■ **Short problem**
Write the records out again exactly, leaving no images in.

■ **Material**
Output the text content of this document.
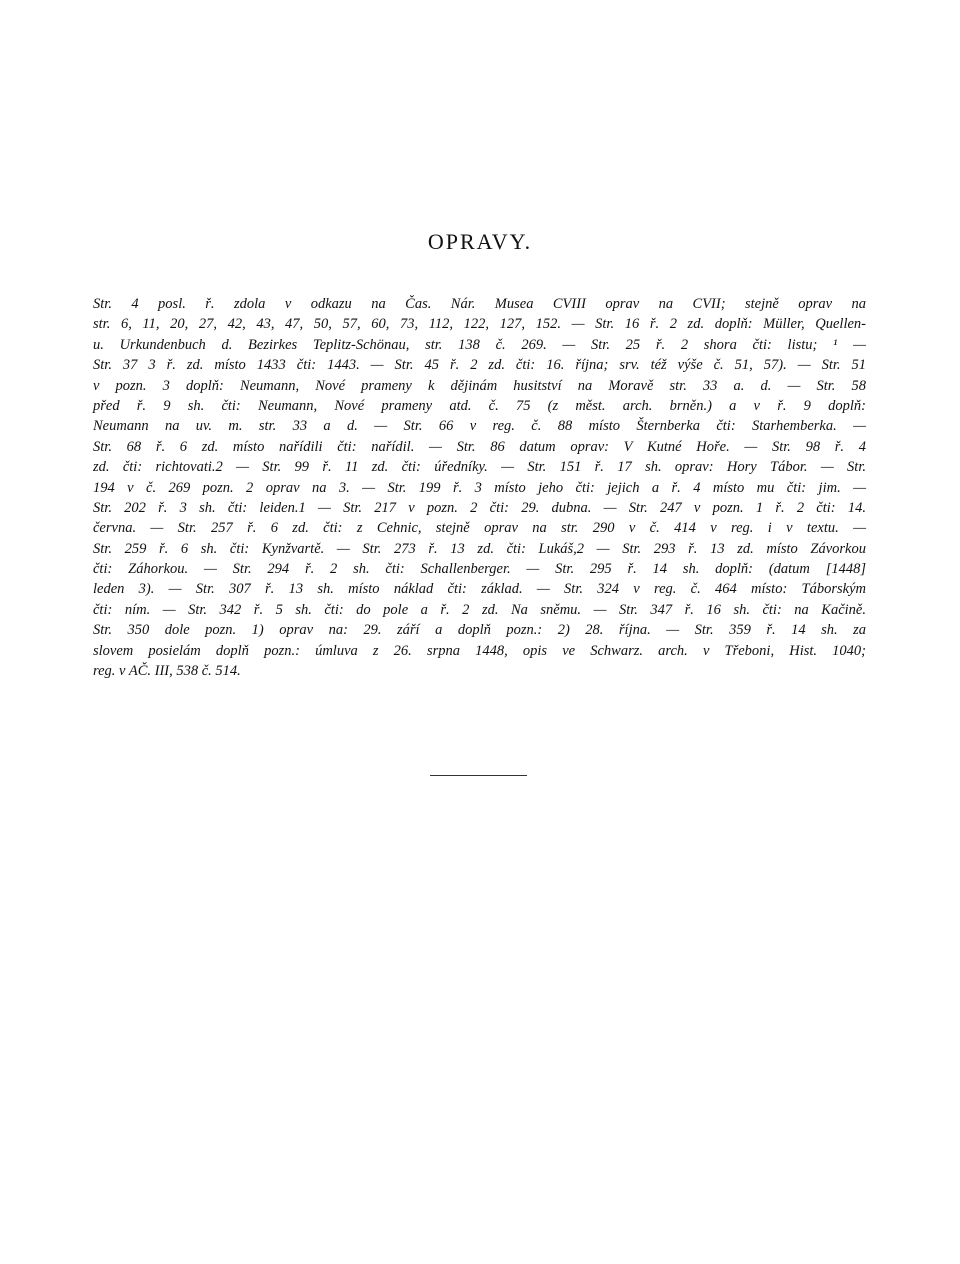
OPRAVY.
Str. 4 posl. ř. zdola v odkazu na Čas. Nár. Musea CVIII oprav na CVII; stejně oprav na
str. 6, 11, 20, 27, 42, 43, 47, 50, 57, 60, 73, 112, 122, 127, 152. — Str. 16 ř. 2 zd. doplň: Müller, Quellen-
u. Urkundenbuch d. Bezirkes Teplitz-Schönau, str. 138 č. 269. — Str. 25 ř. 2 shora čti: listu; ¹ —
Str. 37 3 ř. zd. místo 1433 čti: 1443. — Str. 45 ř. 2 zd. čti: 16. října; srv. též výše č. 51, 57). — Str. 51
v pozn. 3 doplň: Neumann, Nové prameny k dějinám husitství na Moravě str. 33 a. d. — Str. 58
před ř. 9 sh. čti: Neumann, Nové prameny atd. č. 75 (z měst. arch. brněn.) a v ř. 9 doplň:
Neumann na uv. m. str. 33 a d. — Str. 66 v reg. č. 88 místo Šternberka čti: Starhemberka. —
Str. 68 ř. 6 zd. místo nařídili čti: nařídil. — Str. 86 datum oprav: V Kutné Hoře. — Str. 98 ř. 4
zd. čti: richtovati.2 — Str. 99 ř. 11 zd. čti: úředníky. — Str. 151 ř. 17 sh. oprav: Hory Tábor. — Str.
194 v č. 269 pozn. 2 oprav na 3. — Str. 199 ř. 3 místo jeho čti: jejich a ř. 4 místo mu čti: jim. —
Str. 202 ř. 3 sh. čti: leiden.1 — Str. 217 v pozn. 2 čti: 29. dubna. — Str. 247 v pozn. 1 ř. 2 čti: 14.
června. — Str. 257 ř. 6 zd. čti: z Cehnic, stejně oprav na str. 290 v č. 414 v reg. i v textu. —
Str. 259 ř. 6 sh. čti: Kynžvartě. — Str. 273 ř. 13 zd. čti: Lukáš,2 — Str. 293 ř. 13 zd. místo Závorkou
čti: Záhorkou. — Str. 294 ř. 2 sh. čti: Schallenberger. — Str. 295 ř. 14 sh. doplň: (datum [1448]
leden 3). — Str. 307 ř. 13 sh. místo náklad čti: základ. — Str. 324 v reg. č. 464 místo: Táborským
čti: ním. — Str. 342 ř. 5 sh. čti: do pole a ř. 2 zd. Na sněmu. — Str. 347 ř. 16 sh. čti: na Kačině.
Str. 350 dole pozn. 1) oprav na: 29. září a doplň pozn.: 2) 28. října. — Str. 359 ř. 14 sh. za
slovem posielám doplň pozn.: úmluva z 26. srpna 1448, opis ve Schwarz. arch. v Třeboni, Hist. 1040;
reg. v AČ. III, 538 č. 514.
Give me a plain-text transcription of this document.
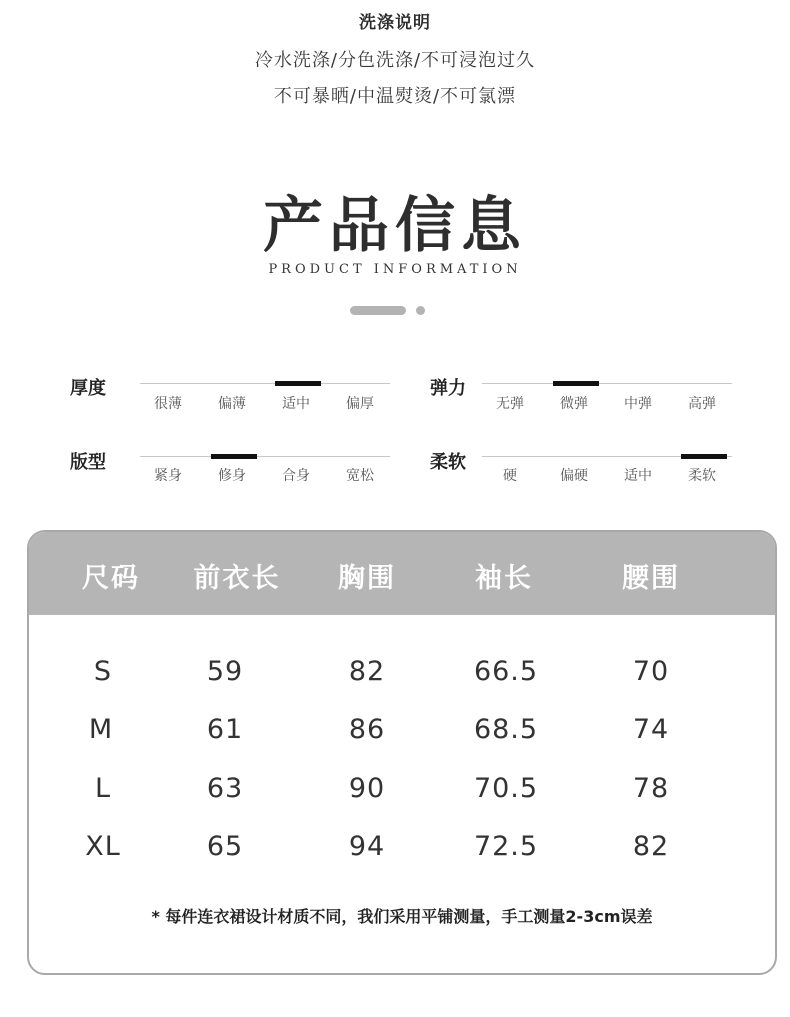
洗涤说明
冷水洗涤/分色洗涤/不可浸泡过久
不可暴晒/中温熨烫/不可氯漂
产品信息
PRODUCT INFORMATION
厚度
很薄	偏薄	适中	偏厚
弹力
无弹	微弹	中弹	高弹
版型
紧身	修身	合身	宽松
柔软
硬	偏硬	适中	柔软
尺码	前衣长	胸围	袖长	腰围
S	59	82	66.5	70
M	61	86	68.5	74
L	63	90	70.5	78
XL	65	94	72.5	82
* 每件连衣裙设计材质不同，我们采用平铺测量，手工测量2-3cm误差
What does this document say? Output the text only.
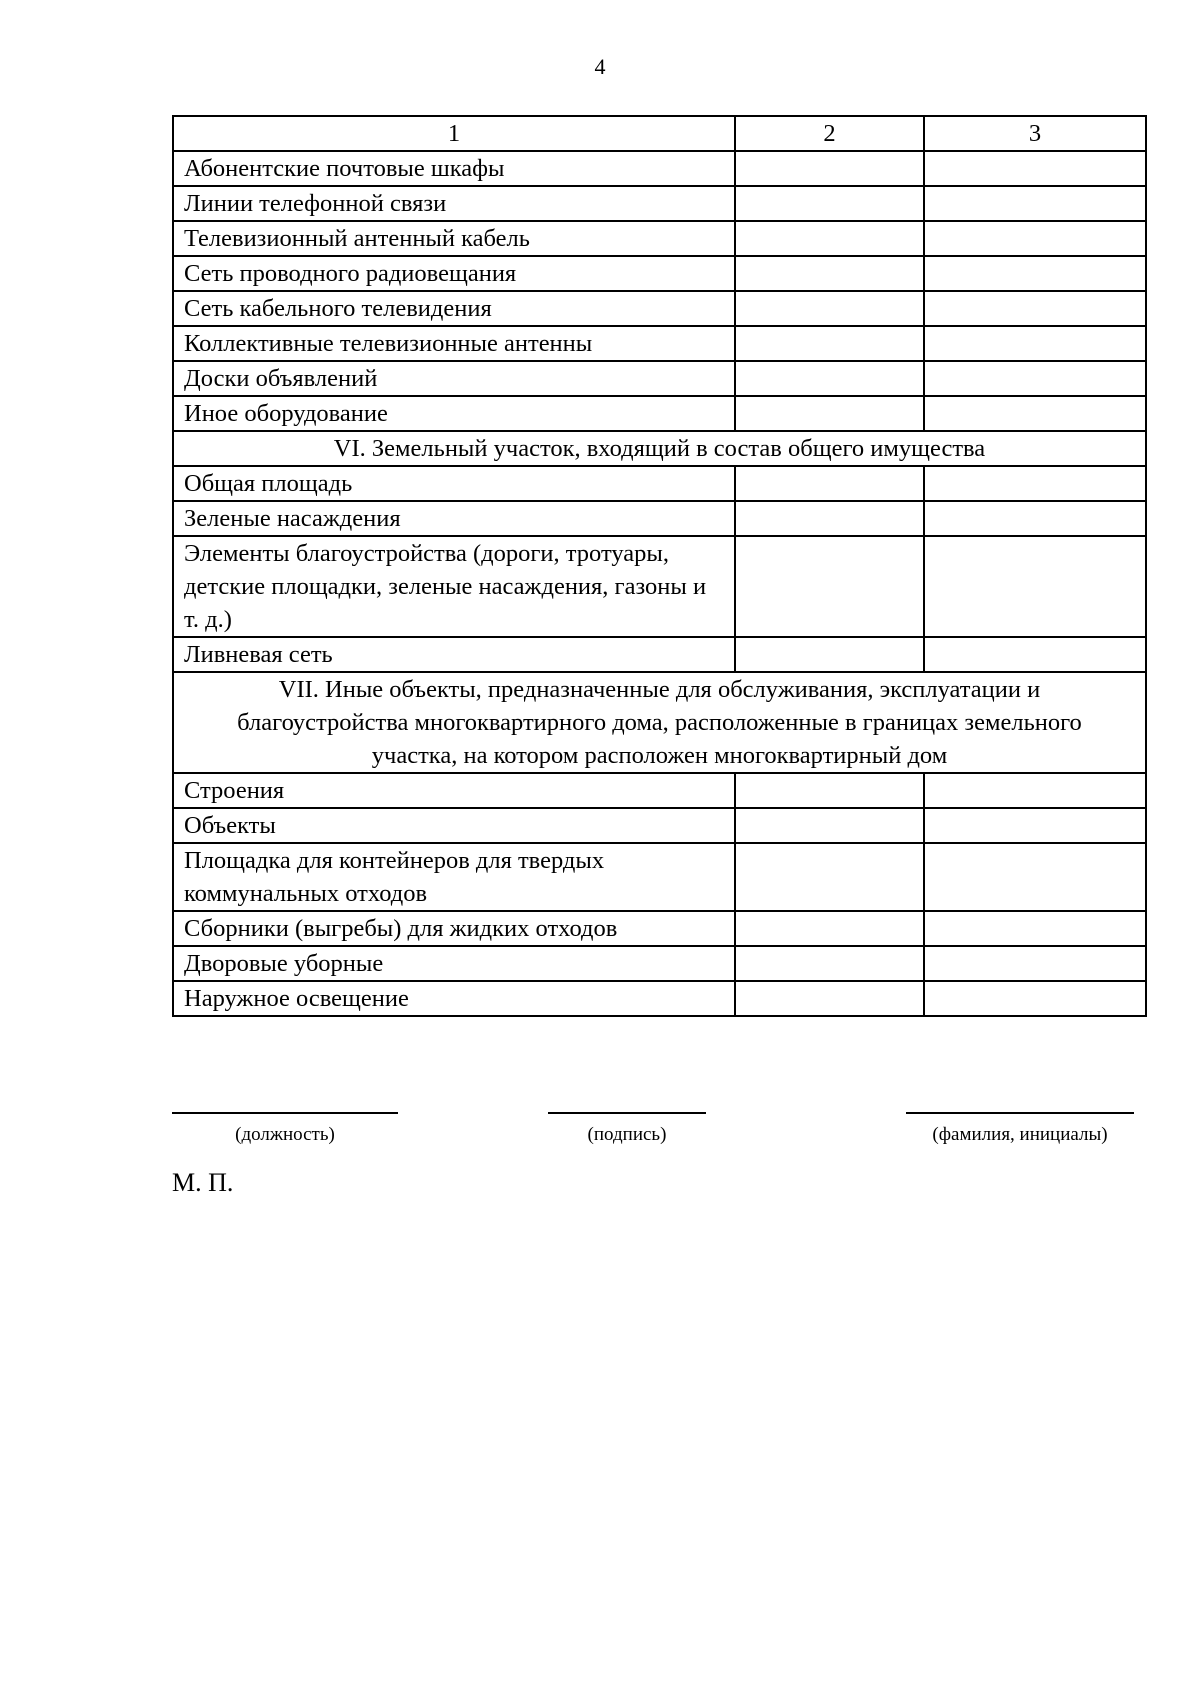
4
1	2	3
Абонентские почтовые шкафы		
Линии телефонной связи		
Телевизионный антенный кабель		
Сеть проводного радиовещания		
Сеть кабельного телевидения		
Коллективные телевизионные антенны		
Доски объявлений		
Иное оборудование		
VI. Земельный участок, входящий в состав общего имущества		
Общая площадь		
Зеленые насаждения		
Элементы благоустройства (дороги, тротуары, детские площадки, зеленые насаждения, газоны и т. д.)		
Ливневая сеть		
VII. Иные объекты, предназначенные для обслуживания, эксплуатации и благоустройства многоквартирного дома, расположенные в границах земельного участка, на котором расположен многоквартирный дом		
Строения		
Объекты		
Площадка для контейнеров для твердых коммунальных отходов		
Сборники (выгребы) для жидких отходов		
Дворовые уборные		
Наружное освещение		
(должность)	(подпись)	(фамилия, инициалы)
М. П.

■ **The output**
Output the text content of this document.
OPRAVY.
Str. 4 posl. ř. zdola v odkazu na Čas. Nár. Musea CVIII oprav na CVII; stejně oprav na
str. 6, 11, 20, 27, 42, 43, 47, 50, 57, 60, 73, 112, 122, 127, 152. — Str. 16 ř. 2 zd. doplň: Müller, Quellen-
u. Urkundenbuch d. Bezirkes Teplitz-Schönau, str. 138 č. 269. — Str. 25 ř. 2 shora čti: listu; ¹ —
Str. 37 3 ř. zd. místo 1433 čti: 1443. — Str. 45 ř. 2 zd. čti: 16. října; srv. též výše č. 51, 57). — Str. 51
v pozn. 3 doplň: Neumann, Nové prameny k dějinám husitství na Moravě str. 33 a. d. — Str. 58
před ř. 9 sh. čti: Neumann, Nové prameny atd. č. 75 (z měst. arch. brněn.) a v ř. 9 doplň:
Neumann na uv. m. str. 33 a d. — Str. 66 v reg. č. 88 místo Šternberka čti: Starhemberka. —
Str. 68 ř. 6 zd. místo nařídili čti: nařídil. — Str. 86 datum oprav: V Kutné Hoře. — Str. 98 ř. 4
zd. čti: richtovati.2 — Str. 99 ř. 11 zd. čti: úředníky. — Str. 151 ř. 17 sh. oprav: Hory Tábor. — Str.
194 v č. 269 pozn. 2 oprav na 3. — Str. 199 ř. 3 místo jeho čti: jejich a ř. 4 místo mu čti: jim. —
Str. 202 ř. 3 sh. čti: leiden.1 — Str. 217 v pozn. 2 čti: 29. dubna. — Str. 247 v pozn. 1 ř. 2 čti: 14.
června. — Str. 257 ř. 6 zd. čti: z Cehnic, stejně oprav na str. 290 v č. 414 v reg. i v textu. —
Str. 259 ř. 6 sh. čti: Kynžvartě. — Str. 273 ř. 13 zd. čti: Lukáš,2 — Str. 293 ř. 13 zd. místo Závorkou
čti: Záhorkou. — Str. 294 ř. 2 sh. čti: Schallenberger. — Str. 295 ř. 14 sh. doplň: (datum [1448]
leden 3). — Str. 307 ř. 13 sh. místo náklad čti: základ. — Str. 324 v reg. č. 464 místo: Táborským
čti: ním. — Str. 342 ř. 5 sh. čti: do pole a ř. 2 zd. Na sněmu. — Str. 347 ř. 16 sh. čti: na Kačině.
Str. 350 dole pozn. 1) oprav na: 29. září a doplň pozn.: 2) 28. října. — Str. 359 ř. 14 sh. za
slovem posielám doplň pozn.: úmluva z 26. srpna 1448, opis ve Schwarz. arch. v Třeboni, Hist. 1040;
reg. v AČ. III, 538 č. 514.
Give me a plain-text transcription of this document.
洗涤说明
冷水洗涤/分色洗涤/不可浸泡过久
不可暴晒/中温熨烫/不可氯漂
产品信息
PRODUCT INFORMATION
厚度
很薄	偏薄	适中	偏厚
弹力
无弹	微弹	中弹	高弹
版型
紧身	修身	合身	宽松
柔软
硬	偏硬	适中	柔软
尺码	前衣长	胸围	袖长	腰围
S	59	82	66.5	70
M	61	86	68.5	74
L	63	90	70.5	78
XL	65	94	72.5	82
* 每件连衣裙设计材质不同，我们采用平铺测量，手工测量2-3cm误差
What does this document say? Output the text only.
4
1	2	3
Абонентские почтовые шкафы		
Линии телефонной связи		
Телевизионный антенный кабель		
Сеть проводного радиовещания		
Сеть кабельного телевидения		
Коллективные телевизионные антенны		
Доски объявлений		
Иное оборудование		
VI. Земельный участок, входящий в состав общего имущества		
Общая площадь		
Зеленые насаждения		
Элементы благоустройства (дороги, тротуары, детские площадки, зеленые насаждения, газоны и т. д.)		
Ливневая сеть		
VII. Иные объекты, предназначенные для обслуживания, эксплуатации и благоустройства многоквартирного дома, расположенные в границах земельного участка, на котором расположен многоквартирный дом		
Строения		
Объекты		
Площадка для контейнеров для твердых коммунальных отходов		
Сборники (выгребы) для жидких отходов		
Дворовые уборные		
Наружное освещение		
(должность)	(подпись)	(фамилия, инициалы)
М. П.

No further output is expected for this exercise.